Dataset entries »
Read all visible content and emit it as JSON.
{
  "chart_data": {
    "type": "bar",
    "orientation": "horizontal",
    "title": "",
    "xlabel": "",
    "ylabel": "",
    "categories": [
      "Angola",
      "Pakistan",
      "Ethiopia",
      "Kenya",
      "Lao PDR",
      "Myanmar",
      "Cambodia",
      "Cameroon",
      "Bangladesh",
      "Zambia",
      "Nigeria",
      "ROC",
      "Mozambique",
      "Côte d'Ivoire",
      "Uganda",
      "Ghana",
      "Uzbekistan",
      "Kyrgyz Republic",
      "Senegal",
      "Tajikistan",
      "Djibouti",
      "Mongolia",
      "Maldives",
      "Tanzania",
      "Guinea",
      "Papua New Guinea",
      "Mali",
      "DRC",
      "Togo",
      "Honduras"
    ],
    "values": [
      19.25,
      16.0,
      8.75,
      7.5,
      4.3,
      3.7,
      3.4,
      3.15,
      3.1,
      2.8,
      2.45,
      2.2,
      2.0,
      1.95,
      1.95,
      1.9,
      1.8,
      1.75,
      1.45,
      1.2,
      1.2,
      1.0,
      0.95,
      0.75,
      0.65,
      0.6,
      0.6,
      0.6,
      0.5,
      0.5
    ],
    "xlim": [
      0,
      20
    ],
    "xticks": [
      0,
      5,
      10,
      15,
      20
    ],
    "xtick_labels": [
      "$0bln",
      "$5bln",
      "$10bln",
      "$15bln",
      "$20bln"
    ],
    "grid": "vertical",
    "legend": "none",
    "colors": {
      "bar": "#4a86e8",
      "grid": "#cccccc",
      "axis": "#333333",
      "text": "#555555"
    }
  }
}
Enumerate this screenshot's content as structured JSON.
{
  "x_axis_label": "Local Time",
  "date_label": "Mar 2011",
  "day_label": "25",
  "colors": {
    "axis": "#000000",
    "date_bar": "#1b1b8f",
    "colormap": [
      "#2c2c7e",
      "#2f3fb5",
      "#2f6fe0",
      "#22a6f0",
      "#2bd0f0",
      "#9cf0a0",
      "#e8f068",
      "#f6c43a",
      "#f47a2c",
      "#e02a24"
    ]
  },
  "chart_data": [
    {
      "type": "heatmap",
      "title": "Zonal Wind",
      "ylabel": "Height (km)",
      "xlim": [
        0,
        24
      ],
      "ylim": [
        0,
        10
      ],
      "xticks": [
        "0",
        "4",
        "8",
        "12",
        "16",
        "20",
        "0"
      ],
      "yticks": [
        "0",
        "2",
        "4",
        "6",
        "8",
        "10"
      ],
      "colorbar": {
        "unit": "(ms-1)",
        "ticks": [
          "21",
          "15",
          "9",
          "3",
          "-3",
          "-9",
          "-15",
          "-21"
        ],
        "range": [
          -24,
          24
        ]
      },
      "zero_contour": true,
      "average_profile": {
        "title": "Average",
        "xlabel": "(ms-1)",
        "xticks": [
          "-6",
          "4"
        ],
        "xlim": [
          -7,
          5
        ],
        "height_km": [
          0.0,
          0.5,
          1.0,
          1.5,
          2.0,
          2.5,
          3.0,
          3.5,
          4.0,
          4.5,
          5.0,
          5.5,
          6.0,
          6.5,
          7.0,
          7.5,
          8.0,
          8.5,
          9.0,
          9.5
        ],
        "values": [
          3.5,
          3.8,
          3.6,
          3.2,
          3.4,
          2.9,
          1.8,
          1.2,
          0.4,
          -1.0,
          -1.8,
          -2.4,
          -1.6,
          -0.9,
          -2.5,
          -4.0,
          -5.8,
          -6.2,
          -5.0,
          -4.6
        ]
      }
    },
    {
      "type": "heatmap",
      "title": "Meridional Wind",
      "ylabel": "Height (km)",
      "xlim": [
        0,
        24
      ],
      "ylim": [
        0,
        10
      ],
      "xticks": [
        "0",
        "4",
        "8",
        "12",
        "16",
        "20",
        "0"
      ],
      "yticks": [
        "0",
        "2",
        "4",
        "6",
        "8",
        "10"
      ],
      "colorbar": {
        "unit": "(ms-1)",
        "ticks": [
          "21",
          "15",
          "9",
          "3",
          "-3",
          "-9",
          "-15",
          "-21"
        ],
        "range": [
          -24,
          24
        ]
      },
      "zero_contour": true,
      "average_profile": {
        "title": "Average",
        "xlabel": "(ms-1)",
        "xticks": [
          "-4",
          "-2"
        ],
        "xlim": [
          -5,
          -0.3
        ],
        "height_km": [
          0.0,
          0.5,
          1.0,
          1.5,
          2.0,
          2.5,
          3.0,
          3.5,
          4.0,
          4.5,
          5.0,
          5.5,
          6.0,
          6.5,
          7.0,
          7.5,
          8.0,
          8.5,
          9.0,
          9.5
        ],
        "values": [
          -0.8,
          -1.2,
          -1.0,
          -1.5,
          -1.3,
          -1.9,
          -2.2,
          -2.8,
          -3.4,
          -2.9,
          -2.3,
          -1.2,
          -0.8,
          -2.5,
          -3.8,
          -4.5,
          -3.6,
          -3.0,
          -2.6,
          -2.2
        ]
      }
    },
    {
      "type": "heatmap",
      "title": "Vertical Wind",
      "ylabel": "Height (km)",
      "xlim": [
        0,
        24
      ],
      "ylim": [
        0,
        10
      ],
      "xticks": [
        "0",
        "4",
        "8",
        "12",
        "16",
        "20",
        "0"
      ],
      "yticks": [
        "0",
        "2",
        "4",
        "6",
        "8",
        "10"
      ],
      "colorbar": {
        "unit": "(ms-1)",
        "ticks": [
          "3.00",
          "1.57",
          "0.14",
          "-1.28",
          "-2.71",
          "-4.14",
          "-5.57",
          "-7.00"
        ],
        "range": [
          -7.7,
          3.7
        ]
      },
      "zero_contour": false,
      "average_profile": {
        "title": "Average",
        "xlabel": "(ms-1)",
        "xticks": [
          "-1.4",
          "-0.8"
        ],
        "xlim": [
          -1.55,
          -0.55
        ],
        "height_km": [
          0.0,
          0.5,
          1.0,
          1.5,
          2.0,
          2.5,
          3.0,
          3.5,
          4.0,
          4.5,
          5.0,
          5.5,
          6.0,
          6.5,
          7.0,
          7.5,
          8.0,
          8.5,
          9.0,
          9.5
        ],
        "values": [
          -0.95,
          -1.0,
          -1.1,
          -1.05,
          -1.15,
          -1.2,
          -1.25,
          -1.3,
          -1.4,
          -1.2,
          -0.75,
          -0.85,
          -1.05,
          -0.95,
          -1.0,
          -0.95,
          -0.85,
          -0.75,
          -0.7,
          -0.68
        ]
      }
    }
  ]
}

Objective » Tally the lines holding the string "JSON" and give only the count.

Result of the exercise » 2